DATA SUPPLIED
/---
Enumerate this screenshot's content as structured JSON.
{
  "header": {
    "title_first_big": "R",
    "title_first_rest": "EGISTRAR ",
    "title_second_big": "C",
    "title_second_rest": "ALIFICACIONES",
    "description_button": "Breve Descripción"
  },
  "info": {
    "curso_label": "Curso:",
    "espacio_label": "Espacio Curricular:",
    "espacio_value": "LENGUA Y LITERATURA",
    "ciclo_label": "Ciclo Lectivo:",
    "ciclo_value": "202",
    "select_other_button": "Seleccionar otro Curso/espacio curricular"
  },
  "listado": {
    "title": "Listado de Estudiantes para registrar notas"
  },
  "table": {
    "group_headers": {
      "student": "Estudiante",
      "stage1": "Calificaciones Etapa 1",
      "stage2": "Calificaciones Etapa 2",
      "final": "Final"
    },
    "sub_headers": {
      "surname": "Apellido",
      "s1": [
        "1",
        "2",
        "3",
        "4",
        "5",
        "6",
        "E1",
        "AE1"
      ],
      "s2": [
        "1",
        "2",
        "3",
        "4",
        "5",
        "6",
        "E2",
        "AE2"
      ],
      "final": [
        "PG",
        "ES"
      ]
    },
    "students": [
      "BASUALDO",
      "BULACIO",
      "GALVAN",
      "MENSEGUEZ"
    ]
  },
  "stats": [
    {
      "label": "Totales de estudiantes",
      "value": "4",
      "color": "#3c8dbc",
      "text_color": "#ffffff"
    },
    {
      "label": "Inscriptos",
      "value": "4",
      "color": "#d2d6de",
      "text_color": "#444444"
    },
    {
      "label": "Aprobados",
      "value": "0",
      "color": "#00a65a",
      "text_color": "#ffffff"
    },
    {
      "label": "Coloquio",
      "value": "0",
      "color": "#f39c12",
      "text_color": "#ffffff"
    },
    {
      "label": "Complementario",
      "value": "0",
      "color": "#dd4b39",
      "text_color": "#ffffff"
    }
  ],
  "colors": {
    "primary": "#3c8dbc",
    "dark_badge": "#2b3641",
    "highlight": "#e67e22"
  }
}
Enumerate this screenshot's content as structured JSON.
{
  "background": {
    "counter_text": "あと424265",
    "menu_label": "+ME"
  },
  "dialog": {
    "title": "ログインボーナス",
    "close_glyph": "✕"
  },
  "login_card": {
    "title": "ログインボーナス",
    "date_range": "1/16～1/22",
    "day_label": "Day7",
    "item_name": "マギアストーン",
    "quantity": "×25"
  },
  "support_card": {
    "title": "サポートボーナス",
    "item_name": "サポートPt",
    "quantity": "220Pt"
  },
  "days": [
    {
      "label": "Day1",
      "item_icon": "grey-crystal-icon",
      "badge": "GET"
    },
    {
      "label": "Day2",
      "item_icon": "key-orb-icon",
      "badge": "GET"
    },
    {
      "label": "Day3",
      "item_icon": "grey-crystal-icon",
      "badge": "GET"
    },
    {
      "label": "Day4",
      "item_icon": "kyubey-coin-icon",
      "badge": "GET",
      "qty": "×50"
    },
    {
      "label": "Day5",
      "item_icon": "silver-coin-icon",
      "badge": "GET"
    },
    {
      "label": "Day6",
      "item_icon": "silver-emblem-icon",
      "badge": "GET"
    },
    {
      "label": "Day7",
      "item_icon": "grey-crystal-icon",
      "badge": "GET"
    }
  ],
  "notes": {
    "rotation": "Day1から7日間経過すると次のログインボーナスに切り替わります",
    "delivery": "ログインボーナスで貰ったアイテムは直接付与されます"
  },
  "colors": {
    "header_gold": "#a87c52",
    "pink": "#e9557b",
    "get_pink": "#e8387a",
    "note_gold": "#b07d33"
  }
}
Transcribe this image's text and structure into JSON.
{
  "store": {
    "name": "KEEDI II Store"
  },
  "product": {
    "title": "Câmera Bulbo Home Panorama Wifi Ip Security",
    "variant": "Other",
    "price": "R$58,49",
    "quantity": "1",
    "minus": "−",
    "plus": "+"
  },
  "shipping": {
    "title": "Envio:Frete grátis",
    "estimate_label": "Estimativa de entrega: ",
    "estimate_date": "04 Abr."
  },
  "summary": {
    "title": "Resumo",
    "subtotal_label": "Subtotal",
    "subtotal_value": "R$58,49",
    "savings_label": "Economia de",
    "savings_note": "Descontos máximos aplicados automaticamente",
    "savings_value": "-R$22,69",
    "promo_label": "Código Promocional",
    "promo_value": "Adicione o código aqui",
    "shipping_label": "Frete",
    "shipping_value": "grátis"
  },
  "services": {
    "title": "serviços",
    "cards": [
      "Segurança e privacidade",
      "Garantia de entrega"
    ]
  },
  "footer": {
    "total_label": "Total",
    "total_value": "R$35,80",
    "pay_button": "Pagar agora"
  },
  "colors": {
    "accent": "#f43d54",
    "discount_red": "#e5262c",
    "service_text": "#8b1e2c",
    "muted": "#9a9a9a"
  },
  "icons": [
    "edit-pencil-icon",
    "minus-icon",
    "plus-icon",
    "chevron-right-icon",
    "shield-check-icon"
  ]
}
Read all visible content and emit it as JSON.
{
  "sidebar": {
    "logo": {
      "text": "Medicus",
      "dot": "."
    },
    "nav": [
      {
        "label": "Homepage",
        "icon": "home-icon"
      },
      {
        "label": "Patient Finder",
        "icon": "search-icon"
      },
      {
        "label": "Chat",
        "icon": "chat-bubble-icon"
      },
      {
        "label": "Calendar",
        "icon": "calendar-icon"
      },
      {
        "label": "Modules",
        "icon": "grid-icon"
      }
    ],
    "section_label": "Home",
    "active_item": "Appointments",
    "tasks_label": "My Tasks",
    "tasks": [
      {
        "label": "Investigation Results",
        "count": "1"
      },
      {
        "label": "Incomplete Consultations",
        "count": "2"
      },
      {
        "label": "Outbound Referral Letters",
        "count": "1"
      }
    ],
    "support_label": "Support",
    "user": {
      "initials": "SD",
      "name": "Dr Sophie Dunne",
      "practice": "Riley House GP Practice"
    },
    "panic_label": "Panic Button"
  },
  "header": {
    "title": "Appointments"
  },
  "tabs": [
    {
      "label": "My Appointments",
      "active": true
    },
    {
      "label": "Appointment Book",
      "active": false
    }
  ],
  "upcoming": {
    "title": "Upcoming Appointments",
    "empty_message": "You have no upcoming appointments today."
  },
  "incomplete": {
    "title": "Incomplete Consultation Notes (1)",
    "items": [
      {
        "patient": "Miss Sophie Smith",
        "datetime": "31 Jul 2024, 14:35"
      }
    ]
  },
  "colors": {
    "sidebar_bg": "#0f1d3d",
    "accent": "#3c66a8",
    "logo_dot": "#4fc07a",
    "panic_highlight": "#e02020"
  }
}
\---
SHORT TASK
All of the data needs to be reproduced exactly, with no line missing.

ANSWER
Enumerate this screenshot's content as structured JSON.
{
  "header": {
    "title_first_big": "R",
    "title_first_rest": "EGISTRAR ",
    "title_second_big": "C",
    "title_second_rest": "ALIFICACIONES",
    "description_button": "Breve Descripción"
  },
  "info": {
    "curso_label": "Curso:",
    "espacio_label": "Espacio Curricular:",
    "espacio_value": "LENGUA Y LITERATURA",
    "ciclo_label": "Ciclo Lectivo:",
    "ciclo_value": "202",
    "select_other_button": "Seleccionar otro Curso/espacio curricular"
  },
  "listado": {
    "title": "Listado de Estudiantes para registrar notas"
  },
  "table": {
    "group_headers": {
      "student": "Estudiante",
      "stage1": "Calificaciones Etapa 1",
      "stage2": "Calificaciones Etapa 2",
      "final": "Final"
    },
    "sub_headers": {
      "surname": "Apellido",
      "s1": [
        "1",
        "2",
        "3",
        "4",
        "5",
        "6",
        "E1",
        "AE1"
      ],
      "s2": [
        "1",
        "2",
        "3",
        "4",
        "5",
        "6",
        "E2",
        "AE2"
      ],
      "final": [
        "PG",
        "ES"
      ]
    },
    "students": [
      "BASUALDO",
      "BULACIO",
      "GALVAN",
      "MENSEGUEZ"
    ]
  },
  "stats": [
    {
      "label": "Totales de estudiantes",
      "value": "4",
      "color": "#3c8dbc",
      "text_color": "#ffffff"
    },
    {
      "label": "Inscriptos",
      "value": "4",
      "color": "#d2d6de",
      "text_color": "#444444"
    },
    {
      "label": "Aprobados",
      "value": "0",
      "color": "#00a65a",
      "text_color": "#ffffff"
    },
    {
      "label": "Coloquio",
      "value": "0",
      "color": "#f39c12",
      "text_color": "#ffffff"
    },
    {
      "label": "Complementario",
      "value": "0",
      "color": "#dd4b39",
      "text_color": "#ffffff"
    }
  ],
  "colors": {
    "primary": "#3c8dbc",
    "dark_badge": "#2b3641",
    "highlight": "#e67e22"
  }
}
Enumerate this screenshot's content as structured JSON.
{
  "background": {
    "counter_text": "あと424265",
    "menu_label": "+ME"
  },
  "dialog": {
    "title": "ログインボーナス",
    "close_glyph": "✕"
  },
  "login_card": {
    "title": "ログインボーナス",
    "date_range": "1/16～1/22",
    "day_label": "Day7",
    "item_name": "マギアストーン",
    "quantity": "×25"
  },
  "support_card": {
    "title": "サポートボーナス",
    "item_name": "サポートPt",
    "quantity": "220Pt"
  },
  "days": [
    {
      "label": "Day1",
      "item_icon": "grey-crystal-icon",
      "badge": "GET"
    },
    {
      "label": "Day2",
      "item_icon": "key-orb-icon",
      "badge": "GET"
    },
    {
      "label": "Day3",
      "item_icon": "grey-crystal-icon",
      "badge": "GET"
    },
    {
      "label": "Day4",
      "item_icon": "kyubey-coin-icon",
      "badge": "GET",
      "qty": "×50"
    },
    {
      "label": "Day5",
      "item_icon": "silver-coin-icon",
      "badge": "GET"
    },
    {
      "label": "Day6",
      "item_icon": "silver-emblem-icon",
      "badge": "GET"
    },
    {
      "label": "Day7",
      "item_icon": "grey-crystal-icon",
      "badge": "GET"
    }
  ],
  "notes": {
    "rotation": "Day1から7日間経過すると次のログインボーナスに切り替わります",
    "delivery": "ログインボーナスで貰ったアイテムは直接付与されます"
  },
  "colors": {
    "header_gold": "#a87c52",
    "pink": "#e9557b",
    "get_pink": "#e8387a",
    "note_gold": "#b07d33"
  }
}
Transcribe this image's text and structure into JSON.
{
  "store": {
    "name": "KEEDI II Store"
  },
  "product": {
    "title": "Câmera Bulbo Home Panorama Wifi Ip Security",
    "variant": "Other",
    "price": "R$58,49",
    "quantity": "1",
    "minus": "−",
    "plus": "+"
  },
  "shipping": {
    "title": "Envio:Frete grátis",
    "estimate_label": "Estimativa de entrega: ",
    "estimate_date": "04 Abr."
  },
  "summary": {
    "title": "Resumo",
    "subtotal_label": "Subtotal",
    "subtotal_value": "R$58,49",
    "savings_label": "Economia de",
    "savings_note": "Descontos máximos aplicados automaticamente",
    "savings_value": "-R$22,69",
    "promo_label": "Código Promocional",
    "promo_value": "Adicione o código aqui",
    "shipping_label": "Frete",
    "shipping_value": "grátis"
  },
  "services": {
    "title": "serviços",
    "cards": [
      "Segurança e privacidade",
      "Garantia de entrega"
    ]
  },
  "footer": {
    "total_label": "Total",
    "total_value": "R$35,80",
    "pay_button": "Pagar agora"
  },
  "colors": {
    "accent": "#f43d54",
    "discount_red": "#e5262c",
    "service_text": "#8b1e2c",
    "muted": "#9a9a9a"
  },
  "icons": [
    "edit-pencil-icon",
    "minus-icon",
    "plus-icon",
    "chevron-right-icon",
    "shield-check-icon"
  ]
}
Read all visible content and emit it as JSON.
{
  "sidebar": {
    "logo": {
      "text": "Medicus",
      "dot": "."
    },
    "nav": [
      {
        "label": "Homepage",
        "icon": "home-icon"
      },
      {
        "label": "Patient Finder",
        "icon": "search-icon"
      },
      {
        "label": "Chat",
        "icon": "chat-bubble-icon"
      },
      {
        "label": "Calendar",
        "icon": "calendar-icon"
      },
      {
        "label": "Modules",
        "icon": "grid-icon"
      }
    ],
    "section_label": "Home",
    "active_item": "Appointments",
    "tasks_label": "My Tasks",
    "tasks": [
      {
        "label": "Investigation Results",
        "count": "1"
      },
      {
        "label": "Incomplete Consultations",
        "count": "2"
      },
      {
        "label": "Outbound Referral Letters",
        "count": "1"
      }
    ],
    "support_label": "Support",
    "user": {
      "initials": "SD",
      "name": "Dr Sophie Dunne",
      "practice": "Riley House GP Practice"
    },
    "panic_label": "Panic Button"
  },
  "header": {
    "title": "Appointments"
  },
  "tabs": [
    {
      "label": "My Appointments",
      "active": true
    },
    {
      "label": "Appointment Book",
      "active": false
    }
  ],
  "upcoming": {
    "title": "Upcoming Appointments",
    "empty_message": "You have no upcoming appointments today."
  },
  "incomplete": {
    "title": "Incomplete Consultation Notes (1)",
    "items": [
      {
        "patient": "Miss Sophie Smith",
        "datetime": "31 Jul 2024, 14:35"
      }
    ]
  },
  "colors": {
    "sidebar_bg": "#0f1d3d",
    "accent": "#3c66a8",
    "logo_dot": "#4fc07a",
    "panic_highlight": "#e02020"
  }
}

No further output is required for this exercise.